Only the number is wanted: how many lines contain the word "representation"?

RECORD SET.
::::
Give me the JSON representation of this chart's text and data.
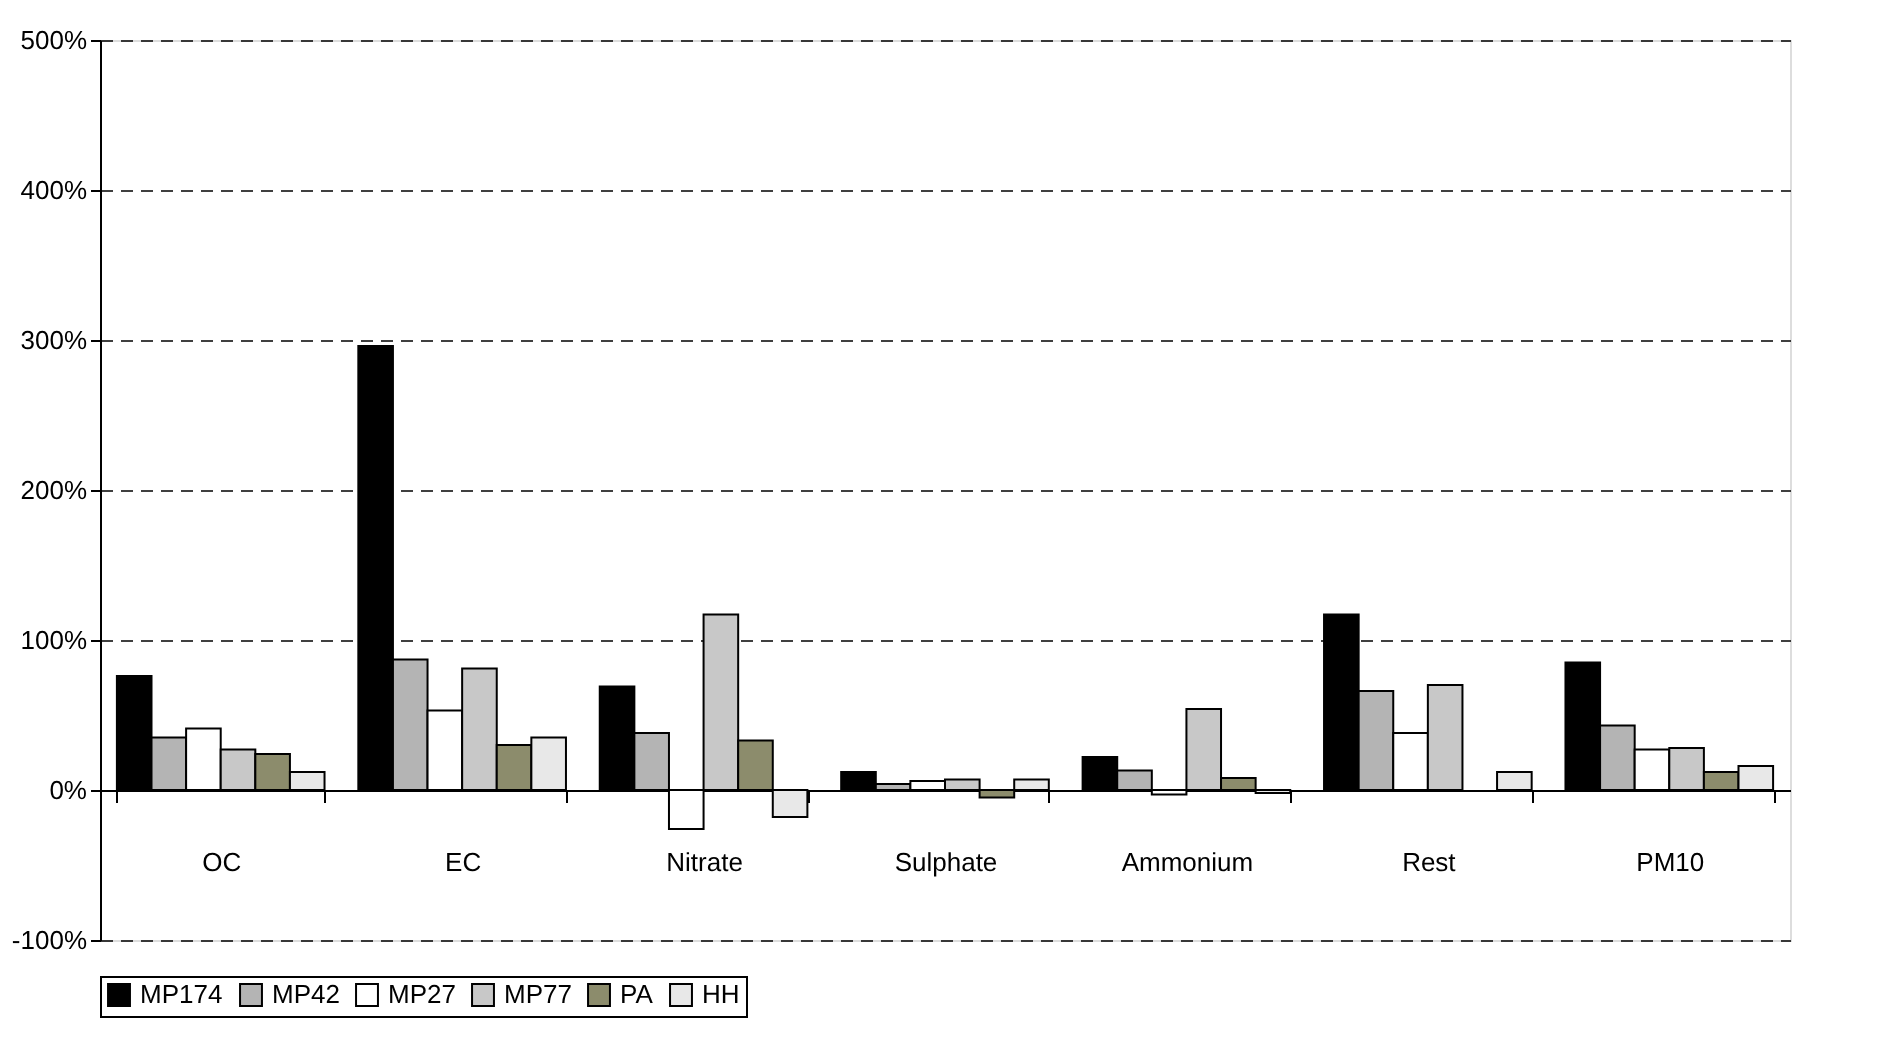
{
  "chart_data": {
    "type": "bar",
    "categories": [
      "OC",
      "EC",
      "Nitrate",
      "Sulphate",
      "Ammonium",
      "Rest",
      "PM10"
    ],
    "series": [
      {
        "name": "MP174",
        "color": "#000000",
        "values": [
          76,
          296,
          69,
          12,
          22,
          117,
          85
        ]
      },
      {
        "name": "MP42",
        "color": "#b4b4b4",
        "values": [
          35,
          87,
          38,
          4,
          13,
          66,
          43
        ]
      },
      {
        "name": "MP27",
        "color": "#ffffff",
        "values": [
          41,
          53,
          -26,
          6,
          -3,
          38,
          27
        ]
      },
      {
        "name": "MP77",
        "color": "#c8c8c8",
        "values": [
          27,
          81,
          117,
          7,
          54,
          70,
          28
        ]
      },
      {
        "name": "PA",
        "color": "#8c8c6c",
        "values": [
          24,
          30,
          33,
          -5,
          8,
          null,
          12
        ]
      },
      {
        "name": "HH",
        "color": "#e8e8e8",
        "values": [
          12,
          35,
          -18,
          7,
          -2,
          12,
          16
        ]
      }
    ],
    "ylim": [
      -100,
      500
    ],
    "yticks": [
      {
        "value": -100,
        "label": "-100%"
      },
      {
        "value": 0,
        "label": "0%"
      },
      {
        "value": 100,
        "label": "100%"
      },
      {
        "value": 200,
        "label": "200%"
      },
      {
        "value": 300,
        "label": "300%"
      },
      {
        "value": 400,
        "label": "400%"
      },
      {
        "value": 500,
        "label": "500%"
      }
    ],
    "grid": "y",
    "legend": "bottom"
  }
}
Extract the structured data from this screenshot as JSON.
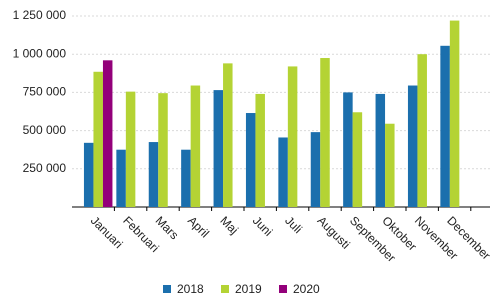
{
  "chart_data": {
    "type": "bar",
    "categories": [
      "Januari",
      "Februari",
      "Mars",
      "April",
      "Maj",
      "Juni",
      "Juli",
      "Augusti",
      "September",
      "Oktober",
      "November",
      "December"
    ],
    "series": [
      {
        "name": "2018",
        "color": "#1b6fad",
        "values": [
          420000,
          375000,
          425000,
          375000,
          765000,
          615000,
          455000,
          490000,
          750000,
          740000,
          795000,
          1055000
        ]
      },
      {
        "name": "2019",
        "color": "#b4d334",
        "values": [
          885000,
          755000,
          745000,
          795000,
          940000,
          740000,
          920000,
          975000,
          620000,
          545000,
          1000000,
          1220000
        ]
      },
      {
        "name": "2020",
        "color": "#93007a",
        "values": [
          960000,
          null,
          null,
          null,
          null,
          null,
          null,
          null,
          null,
          null,
          null,
          null
        ]
      }
    ],
    "ylim": [
      0,
      1250000
    ],
    "yticks": [
      {
        "value": 250000,
        "label": "250 000"
      },
      {
        "value": 500000,
        "label": "500 000"
      },
      {
        "value": 750000,
        "label": "750 000"
      },
      {
        "value": 1000000,
        "label": "1 000 000"
      },
      {
        "value": 1250000,
        "label": "1 250 000"
      }
    ],
    "grid": true
  }
}
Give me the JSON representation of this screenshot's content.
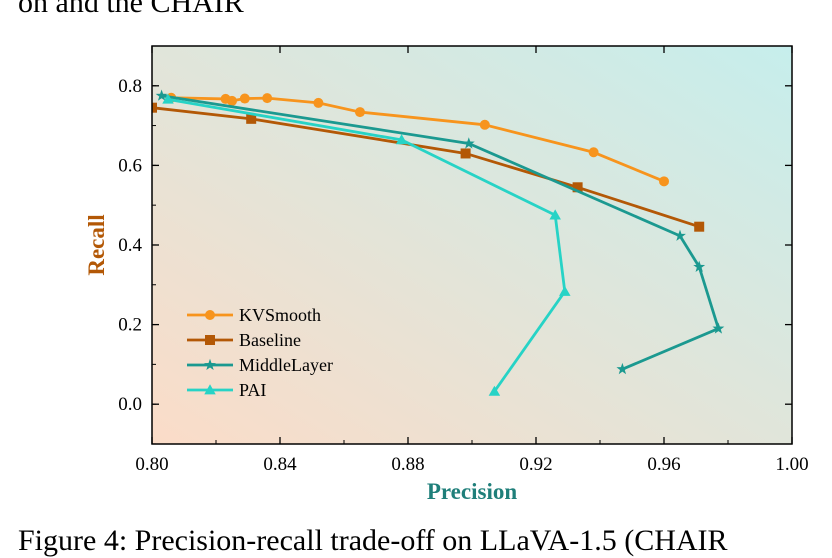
{
  "fragments": {
    "top": "on and the CHAIR",
    "caption": "Figure 4: Precision-recall trade-off on LLaVA-1.5 (CHAIR"
  },
  "chart_data": {
    "type": "line",
    "title": "",
    "xlabel": "Precision",
    "ylabel": "Recall",
    "xlim": [
      0.8,
      1.0
    ],
    "ylim": [
      -0.1,
      0.9
    ],
    "xticks": [
      0.8,
      0.84,
      0.88,
      0.92,
      0.96,
      1.0
    ],
    "xtick_labels": [
      "0.80",
      "0.84",
      "0.88",
      "0.92",
      "0.96",
      "1.00"
    ],
    "yticks": [
      0.0,
      0.2,
      0.4,
      0.6,
      0.8
    ],
    "ytick_labels": [
      "0.0",
      "0.2",
      "0.4",
      "0.6",
      "0.8"
    ],
    "legend_position": "lower-left",
    "grid": false,
    "background_gradient": [
      "#fbdcc8",
      "#c6eeec"
    ],
    "xlabel_color": "#1f7f7a",
    "ylabel_color": "#b35806",
    "series": [
      {
        "name": "KVSmooth",
        "color": "#f7941d",
        "marker": "circle",
        "x": [
          0.806,
          0.823,
          0.825,
          0.829,
          0.836,
          0.852,
          0.865,
          0.904,
          0.938,
          0.96
        ],
        "y": [
          0.77,
          0.767,
          0.762,
          0.768,
          0.769,
          0.757,
          0.734,
          0.702,
          0.633,
          0.56
        ]
      },
      {
        "name": "Baseline",
        "color": "#b35806",
        "marker": "square",
        "x": [
          0.8,
          0.831,
          0.898,
          0.933,
          0.971
        ],
        "y": [
          0.745,
          0.717,
          0.63,
          0.545,
          0.446
        ]
      },
      {
        "name": "MiddleLayer",
        "color": "#1b9990",
        "marker": "star",
        "x": [
          0.803,
          0.899,
          0.965,
          0.971,
          0.977,
          0.947
        ],
        "y": [
          0.775,
          0.655,
          0.423,
          0.345,
          0.19,
          0.088
        ]
      },
      {
        "name": "PAI",
        "color": "#27d3c6",
        "marker": "triangle",
        "x": [
          0.805,
          0.878,
          0.926,
          0.929,
          0.907
        ],
        "y": [
          0.766,
          0.664,
          0.475,
          0.283,
          0.032
        ]
      }
    ]
  }
}
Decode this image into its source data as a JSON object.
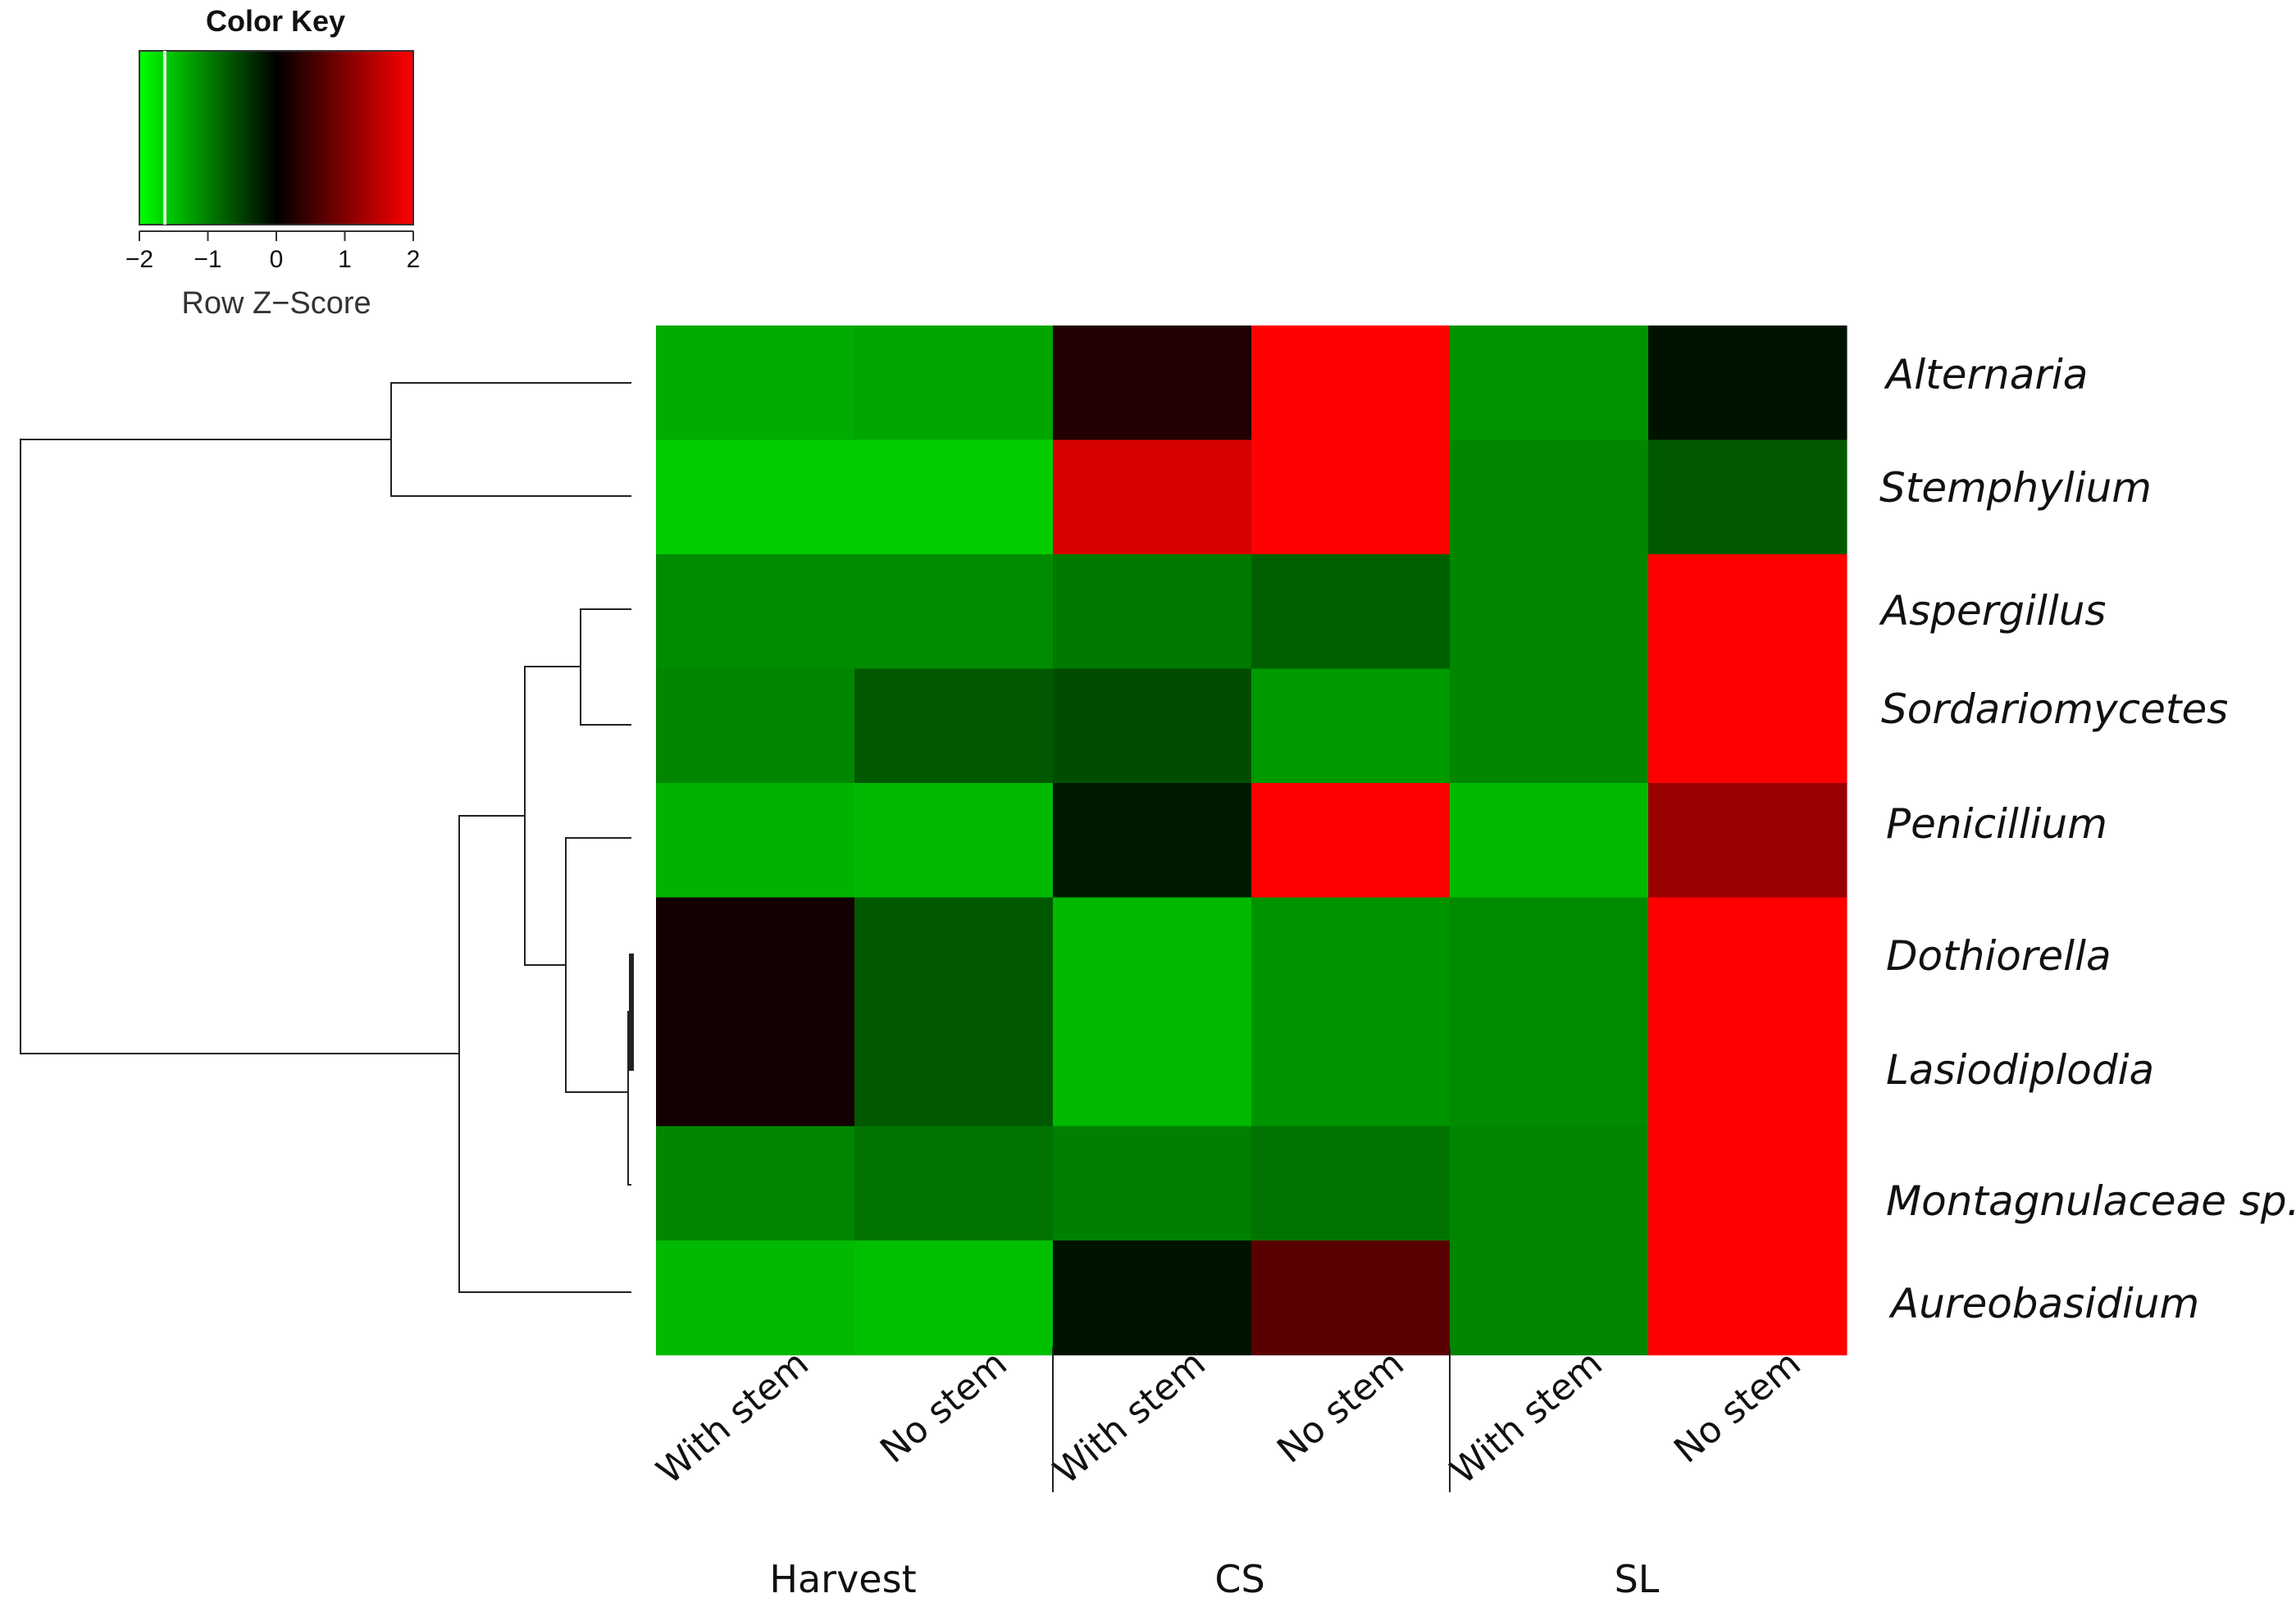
{
  "chart_data": {
    "type": "heatmap",
    "color_key": {
      "title": "Color Key",
      "axis_label": "Row Z−Score",
      "range": [
        -2,
        2
      ],
      "ticks": [
        "−2",
        "−1",
        "0",
        "1",
        "2"
      ],
      "tick_values": [
        -2,
        -1,
        0,
        1,
        2
      ],
      "colors": {
        "low": "#00ff00",
        "mid": "#000000",
        "high": "#ff0000"
      }
    },
    "rows": [
      "Alternaria",
      "Stemphylium",
      "Aspergillus",
      "Sordariomycetes",
      "Penicillium",
      "Dothiorella",
      "Lasiodiplodia",
      "Montagnulaceae sp.",
      "Aureobasidium"
    ],
    "columns": [
      "With stem",
      "No stem",
      "With stem",
      "No stem",
      "With stem",
      "No stem"
    ],
    "groups": [
      {
        "label": "Harvest",
        "span": 2
      },
      {
        "label": "CS",
        "span": 2
      },
      {
        "label": "SL",
        "span": 2
      }
    ],
    "values": [
      [
        -1.35,
        -1.3,
        0.25,
        2.0,
        -1.15,
        -0.15
      ],
      [
        -1.6,
        -1.6,
        1.7,
        2.0,
        -1.05,
        -0.7
      ],
      [
        -1.1,
        -1.1,
        -0.95,
        -0.75,
        -1.05,
        2.0
      ],
      [
        -1.05,
        -0.7,
        -0.6,
        -1.2,
        -1.05,
        2.0
      ],
      [
        -1.4,
        -1.45,
        -0.2,
        2.0,
        -1.45,
        1.2
      ],
      [
        0.15,
        -0.7,
        -1.45,
        -1.15,
        -1.1,
        2.0
      ],
      [
        0.15,
        -0.7,
        -1.45,
        -1.15,
        -1.1,
        2.0
      ],
      [
        -1.05,
        -0.9,
        -1.0,
        -0.9,
        -1.05,
        2.0
      ],
      [
        -1.45,
        -1.5,
        -0.15,
        0.7,
        -1.05,
        2.0
      ]
    ]
  }
}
::::
SOLUTION BELOW. 2